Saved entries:
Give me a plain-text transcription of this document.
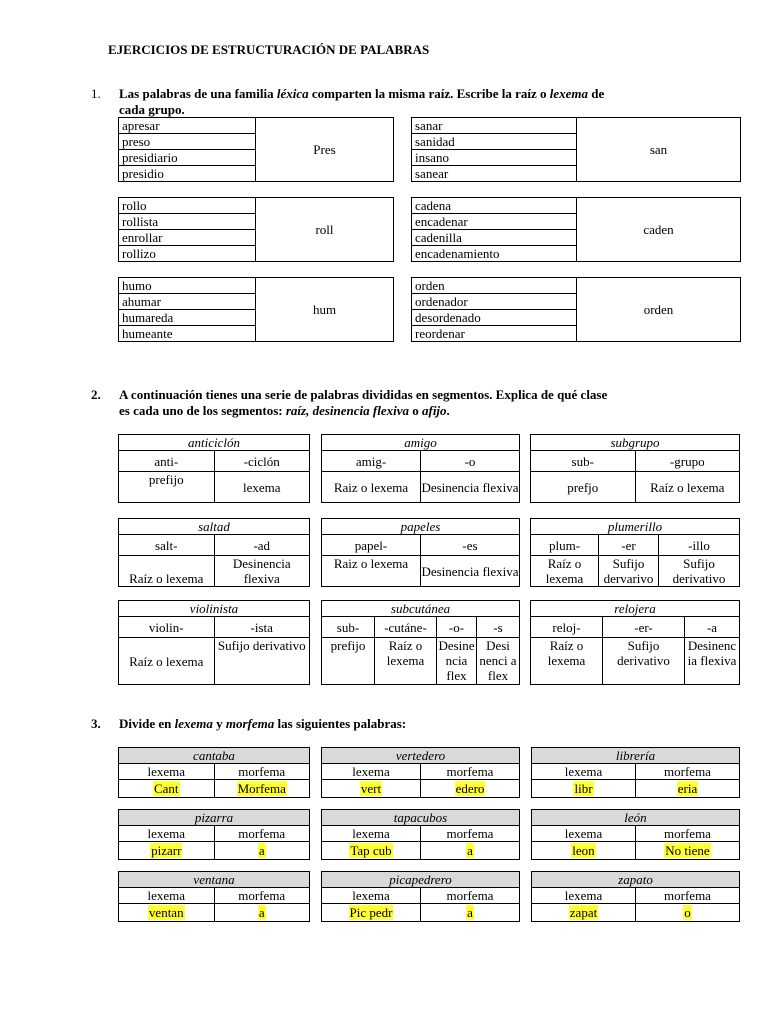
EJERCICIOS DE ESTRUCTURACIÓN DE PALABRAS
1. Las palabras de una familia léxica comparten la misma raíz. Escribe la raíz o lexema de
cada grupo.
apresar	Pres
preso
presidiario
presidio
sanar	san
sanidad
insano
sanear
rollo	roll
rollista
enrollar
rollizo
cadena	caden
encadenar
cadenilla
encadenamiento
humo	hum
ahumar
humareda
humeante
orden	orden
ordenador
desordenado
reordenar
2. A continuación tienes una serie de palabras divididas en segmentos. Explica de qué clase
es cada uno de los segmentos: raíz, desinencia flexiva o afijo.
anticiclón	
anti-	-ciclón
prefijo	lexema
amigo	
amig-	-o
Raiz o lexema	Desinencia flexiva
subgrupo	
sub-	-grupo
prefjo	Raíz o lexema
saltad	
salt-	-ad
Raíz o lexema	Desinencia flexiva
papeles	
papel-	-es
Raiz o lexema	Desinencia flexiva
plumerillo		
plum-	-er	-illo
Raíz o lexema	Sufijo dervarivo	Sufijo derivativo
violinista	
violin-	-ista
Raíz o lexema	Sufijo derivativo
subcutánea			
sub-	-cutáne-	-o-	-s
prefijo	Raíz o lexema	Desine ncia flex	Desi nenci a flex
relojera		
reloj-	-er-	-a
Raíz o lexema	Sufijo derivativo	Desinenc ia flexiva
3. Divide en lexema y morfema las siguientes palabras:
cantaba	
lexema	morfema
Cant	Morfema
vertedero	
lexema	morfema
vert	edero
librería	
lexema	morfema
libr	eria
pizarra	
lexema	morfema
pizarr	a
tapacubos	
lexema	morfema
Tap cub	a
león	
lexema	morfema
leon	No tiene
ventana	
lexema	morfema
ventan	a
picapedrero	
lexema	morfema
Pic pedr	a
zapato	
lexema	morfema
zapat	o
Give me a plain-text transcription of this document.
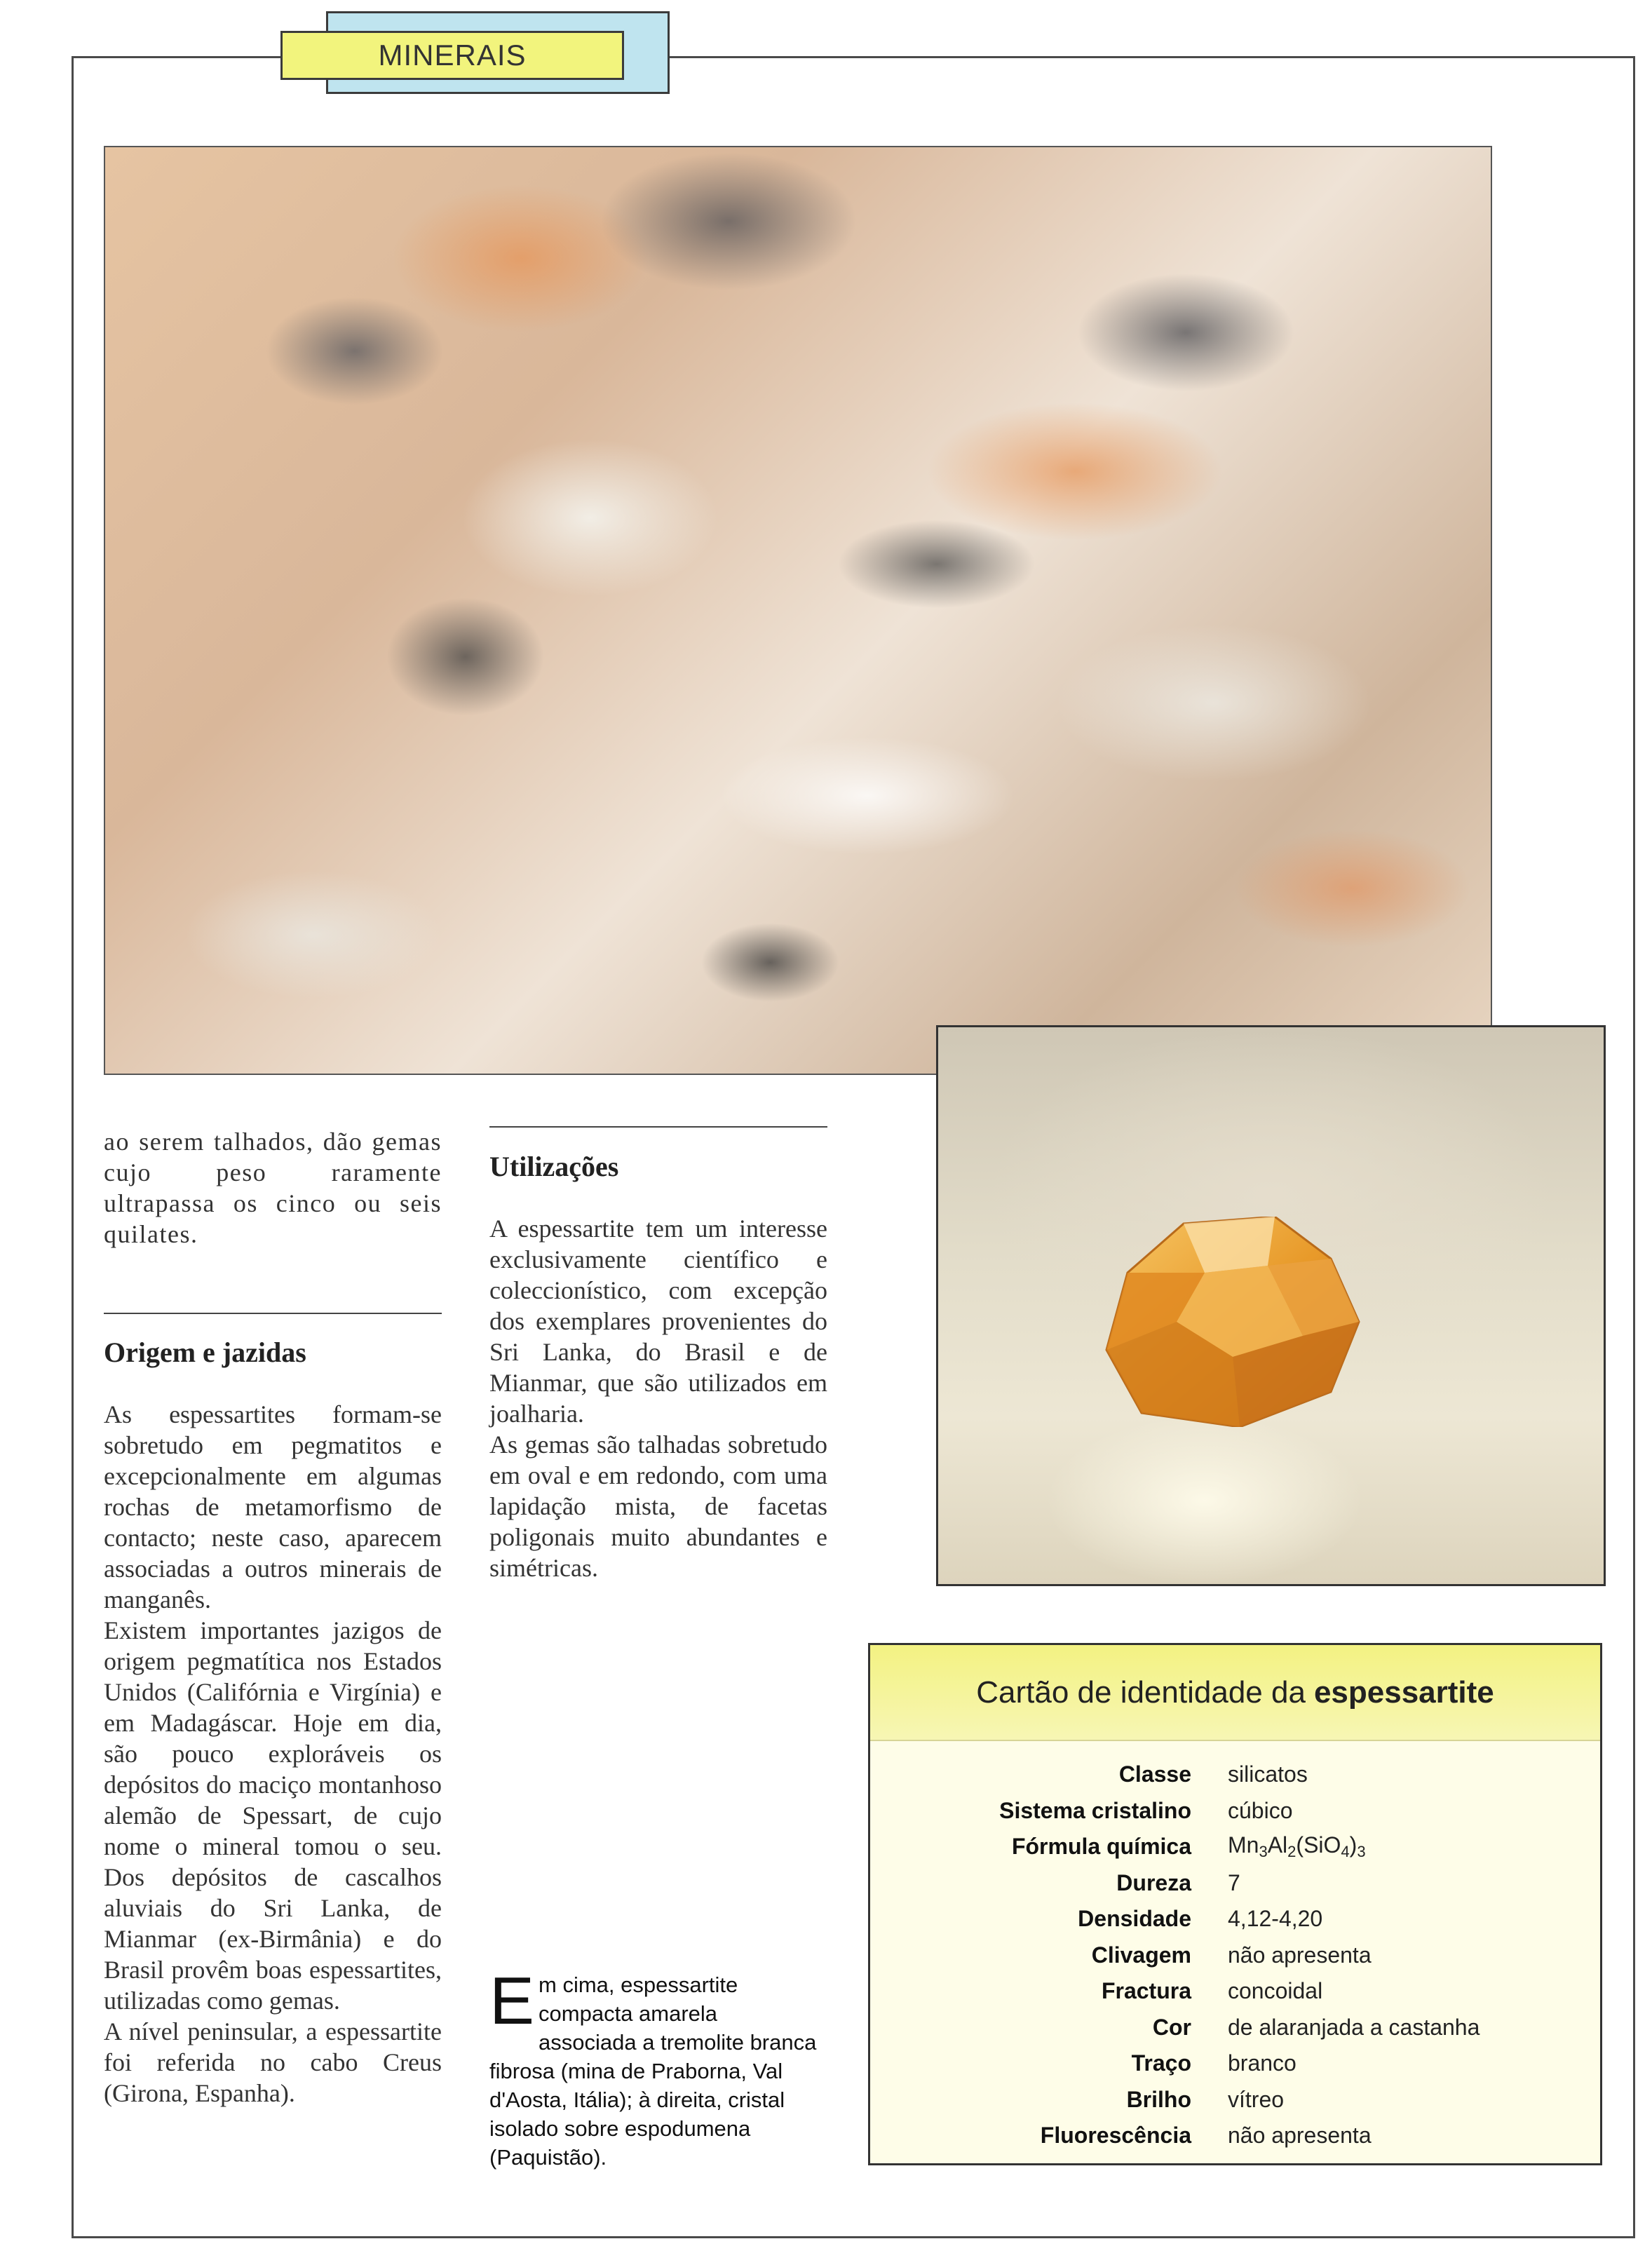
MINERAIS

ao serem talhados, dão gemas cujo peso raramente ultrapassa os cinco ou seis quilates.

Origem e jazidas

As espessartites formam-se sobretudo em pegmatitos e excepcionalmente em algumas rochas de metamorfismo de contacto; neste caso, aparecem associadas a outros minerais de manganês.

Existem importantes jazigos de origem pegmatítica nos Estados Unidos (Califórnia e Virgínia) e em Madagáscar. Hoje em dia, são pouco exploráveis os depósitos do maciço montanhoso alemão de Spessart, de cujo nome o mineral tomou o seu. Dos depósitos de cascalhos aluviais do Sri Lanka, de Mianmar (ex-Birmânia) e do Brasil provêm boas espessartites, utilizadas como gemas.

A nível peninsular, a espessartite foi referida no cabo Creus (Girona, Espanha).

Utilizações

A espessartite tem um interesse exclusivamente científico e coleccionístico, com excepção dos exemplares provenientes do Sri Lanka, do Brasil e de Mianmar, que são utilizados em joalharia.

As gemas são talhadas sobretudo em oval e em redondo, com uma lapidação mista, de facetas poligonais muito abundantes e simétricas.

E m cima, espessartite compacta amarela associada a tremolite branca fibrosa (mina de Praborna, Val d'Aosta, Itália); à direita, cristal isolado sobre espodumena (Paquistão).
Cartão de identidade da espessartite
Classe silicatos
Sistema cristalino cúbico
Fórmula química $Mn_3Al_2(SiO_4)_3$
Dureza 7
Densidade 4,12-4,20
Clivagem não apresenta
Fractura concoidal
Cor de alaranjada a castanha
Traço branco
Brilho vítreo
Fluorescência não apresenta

=== Your objective ===
Reproduce the material above in full, exactly, with no images.

=== Expected output ===
Give me a plain-text transcription of this document.
EJERCICIOS DE ESTRUCTURACIÓN DE PALABRAS
1. Las palabras de una familia léxica comparten la misma raíz. Escribe la raíz o lexema de
cada grupo.
apresar	Pres
preso
presidiario
presidio
sanar	san
sanidad
insano
sanear
rollo	roll
rollista
enrollar
rollizo
cadena	caden
encadenar
cadenilla
encadenamiento
humo	hum
ahumar
humareda
humeante
orden	orden
ordenador
desordenado
reordenar
2. A continuación tienes una serie de palabras divididas en segmentos. Explica de qué clase
es cada uno de los segmentos: raíz, desinencia flexiva o afijo.
anticiclón	
anti-	-ciclón
prefijo	lexema
amigo	
amig-	-o
Raiz o lexema	Desinencia flexiva
subgrupo	
sub-	-grupo
prefjo	Raíz o lexema
saltad	
salt-	-ad
Raíz o lexema	Desinencia flexiva
papeles	
papel-	-es
Raiz o lexema	Desinencia flexiva
plumerillo		
plum-	-er	-illo
Raíz o lexema	Sufijo dervarivo	Sufijo derivativo
violinista	
violin-	-ista
Raíz o lexema	Sufijo derivativo
subcutánea			
sub-	-cutáne-	-o-	-s
prefijo	Raíz o lexema	Desine ncia flex	Desi nenci a flex
relojera		
reloj-	-er-	-a
Raíz o lexema	Sufijo derivativo	Desinenc ia flexiva
3. Divide en lexema y morfema las siguientes palabras:
cantaba	
lexema	morfema
Cant	Morfema
vertedero	
lexema	morfema
vert	edero
librería	
lexema	morfema
libr	eria
pizarra	
lexema	morfema
pizarr	a
tapacubos	
lexema	morfema
Tap cub	a
león	
lexema	morfema
leon	No tiene
ventana	
lexema	morfema
ventan	a
picapedrero	
lexema	morfema
Pic pedr	a
zapato	
lexema	morfema
zapat	o
Give me a plain-text transcription of this document.
MINERAIS

ao serem talhados, dão gemas cujo peso raramente ultrapassa os cinco ou seis quilates.

Origem e jazidas

As espessartites formam-se sobretudo em pegmatitos e excepcionalmente em algumas rochas de metamorfismo de contacto; neste caso, aparecem associadas a outros minerais de manganês.

Existem importantes jazigos de origem pegmatítica nos Estados Unidos (Califórnia e Virgínia) e em Madagáscar. Hoje em dia, são pouco exploráveis os depósitos do maciço montanhoso alemão de Spessart, de cujo nome o mineral tomou o seu. Dos depósitos de cascalhos aluviais do Sri Lanka, de Mianmar (ex-Birmânia) e do Brasil provêm boas espessartites, utilizadas como gemas.

A nível peninsular, a espessartite foi referida no cabo Creus (Girona, Espanha).

Utilizações

A espessartite tem um interesse exclusivamente científico e coleccionístico, com excepção dos exemplares provenientes do Sri Lanka, do Brasil e de Mianmar, que são utilizados em joalharia.

As gemas são talhadas sobretudo em oval e em redondo, com uma lapidação mista, de facetas poligonais muito abundantes e simétricas.

E m cima, espessartite compacta amarela associada a tremolite branca fibrosa (mina de Praborna, Val d'Aosta, Itália); à direita, cristal isolado sobre espodumena (Paquistão).
Cartão de identidade da espessartite
Classe silicatos
Sistema cristalino cúbico
Fórmula química $Mn_3Al_2(SiO_4)_3$
Dureza 7
Densidade 4,12-4,20
Clivagem não apresenta
Fractura concoidal
Cor de alaranjada a castanha
Traço branco
Brilho vítreo
Fluorescência não apresenta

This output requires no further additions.